Repeat the whole listing exactly as written.

▶ ENTRIES SHOWN:

════

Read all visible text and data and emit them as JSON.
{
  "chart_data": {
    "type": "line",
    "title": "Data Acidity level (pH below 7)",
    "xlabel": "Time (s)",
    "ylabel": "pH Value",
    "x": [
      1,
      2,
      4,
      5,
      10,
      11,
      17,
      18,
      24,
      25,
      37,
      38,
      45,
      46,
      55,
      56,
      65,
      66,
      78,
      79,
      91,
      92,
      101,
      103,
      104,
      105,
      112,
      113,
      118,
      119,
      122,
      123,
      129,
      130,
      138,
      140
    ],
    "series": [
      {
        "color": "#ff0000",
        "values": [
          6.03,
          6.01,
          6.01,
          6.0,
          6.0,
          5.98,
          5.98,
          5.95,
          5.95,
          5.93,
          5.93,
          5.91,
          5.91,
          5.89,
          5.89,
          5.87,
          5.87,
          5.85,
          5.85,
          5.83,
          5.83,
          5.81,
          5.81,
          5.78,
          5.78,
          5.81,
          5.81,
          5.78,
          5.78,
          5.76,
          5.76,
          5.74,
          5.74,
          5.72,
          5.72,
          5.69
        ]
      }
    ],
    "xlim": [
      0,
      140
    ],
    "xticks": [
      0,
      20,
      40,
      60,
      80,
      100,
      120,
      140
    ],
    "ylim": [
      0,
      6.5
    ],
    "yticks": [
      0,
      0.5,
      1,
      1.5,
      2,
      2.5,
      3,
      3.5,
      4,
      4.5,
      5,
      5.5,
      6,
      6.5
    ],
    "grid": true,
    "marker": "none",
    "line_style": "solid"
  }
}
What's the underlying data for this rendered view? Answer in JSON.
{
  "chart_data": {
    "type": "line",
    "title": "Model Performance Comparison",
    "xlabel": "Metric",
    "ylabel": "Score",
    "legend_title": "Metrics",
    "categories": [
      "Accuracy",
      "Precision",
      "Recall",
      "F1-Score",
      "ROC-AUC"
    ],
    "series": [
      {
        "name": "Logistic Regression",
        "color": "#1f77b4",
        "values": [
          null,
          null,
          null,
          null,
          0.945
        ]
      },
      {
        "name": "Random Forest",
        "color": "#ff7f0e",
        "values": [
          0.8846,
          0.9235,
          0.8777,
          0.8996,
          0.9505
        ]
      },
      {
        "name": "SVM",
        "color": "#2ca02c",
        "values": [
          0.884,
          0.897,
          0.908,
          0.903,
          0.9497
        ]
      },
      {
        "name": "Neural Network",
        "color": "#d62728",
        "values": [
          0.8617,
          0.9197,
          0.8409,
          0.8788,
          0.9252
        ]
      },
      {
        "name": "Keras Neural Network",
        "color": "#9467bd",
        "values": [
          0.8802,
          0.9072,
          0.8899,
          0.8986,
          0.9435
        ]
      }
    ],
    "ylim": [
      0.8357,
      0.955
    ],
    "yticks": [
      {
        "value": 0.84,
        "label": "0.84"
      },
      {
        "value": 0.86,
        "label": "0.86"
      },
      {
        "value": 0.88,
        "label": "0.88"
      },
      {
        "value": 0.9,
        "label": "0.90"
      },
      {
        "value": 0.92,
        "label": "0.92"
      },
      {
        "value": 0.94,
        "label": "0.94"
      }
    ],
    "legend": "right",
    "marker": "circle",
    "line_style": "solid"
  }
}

════

▶ TASK RESPONSE:
Read all visible text and data and emit them as JSON.
{
  "chart_data": {
    "type": "line",
    "title": "Data Acidity level (pH below 7)",
    "xlabel": "Time (s)",
    "ylabel": "pH Value",
    "x": [
      1,
      2,
      4,
      5,
      10,
      11,
      17,
      18,
      24,
      25,
      37,
      38,
      45,
      46,
      55,
      56,
      65,
      66,
      78,
      79,
      91,
      92,
      101,
      103,
      104,
      105,
      112,
      113,
      118,
      119,
      122,
      123,
      129,
      130,
      138,
      140
    ],
    "series": [
      {
        "color": "#ff0000",
        "values": [
          6.03,
          6.01,
          6.01,
          6.0,
          6.0,
          5.98,
          5.98,
          5.95,
          5.95,
          5.93,
          5.93,
          5.91,
          5.91,
          5.89,
          5.89,
          5.87,
          5.87,
          5.85,
          5.85,
          5.83,
          5.83,
          5.81,
          5.81,
          5.78,
          5.78,
          5.81,
          5.81,
          5.78,
          5.78,
          5.76,
          5.76,
          5.74,
          5.74,
          5.72,
          5.72,
          5.69
        ]
      }
    ],
    "xlim": [
      0,
      140
    ],
    "xticks": [
      0,
      20,
      40,
      60,
      80,
      100,
      120,
      140
    ],
    "ylim": [
      0,
      6.5
    ],
    "yticks": [
      0,
      0.5,
      1,
      1.5,
      2,
      2.5,
      3,
      3.5,
      4,
      4.5,
      5,
      5.5,
      6,
      6.5
    ],
    "grid": true,
    "marker": "none",
    "line_style": "solid"
  }
}
What's the underlying data for this rendered view? Answer in JSON.
{
  "chart_data": {
    "type": "line",
    "title": "Model Performance Comparison",
    "xlabel": "Metric",
    "ylabel": "Score",
    "legend_title": "Metrics",
    "categories": [
      "Accuracy",
      "Precision",
      "Recall",
      "F1-Score",
      "ROC-AUC"
    ],
    "series": [
      {
        "name": "Logistic Regression",
        "color": "#1f77b4",
        "values": [
          null,
          null,
          null,
          null,
          0.945
        ]
      },
      {
        "name": "Random Forest",
        "color": "#ff7f0e",
        "values": [
          0.8846,
          0.9235,
          0.8777,
          0.8996,
          0.9505
        ]
      },
      {
        "name": "SVM",
        "color": "#2ca02c",
        "values": [
          0.884,
          0.897,
          0.908,
          0.903,
          0.9497
        ]
      },
      {
        "name": "Neural Network",
        "color": "#d62728",
        "values": [
          0.8617,
          0.9197,
          0.8409,
          0.8788,
          0.9252
        ]
      },
      {
        "name": "Keras Neural Network",
        "color": "#9467bd",
        "values": [
          0.8802,
          0.9072,
          0.8899,
          0.8986,
          0.9435
        ]
      }
    ],
    "ylim": [
      0.8357,
      0.955
    ],
    "yticks": [
      {
        "value": 0.84,
        "label": "0.84"
      },
      {
        "value": 0.86,
        "label": "0.86"
      },
      {
        "value": 0.88,
        "label": "0.88"
      },
      {
        "value": 0.9,
        "label": "0.90"
      },
      {
        "value": 0.92,
        "label": "0.92"
      },
      {
        "value": 0.94,
        "label": "0.94"
      }
    ],
    "legend": "right",
    "marker": "circle",
    "line_style": "solid"
  }
}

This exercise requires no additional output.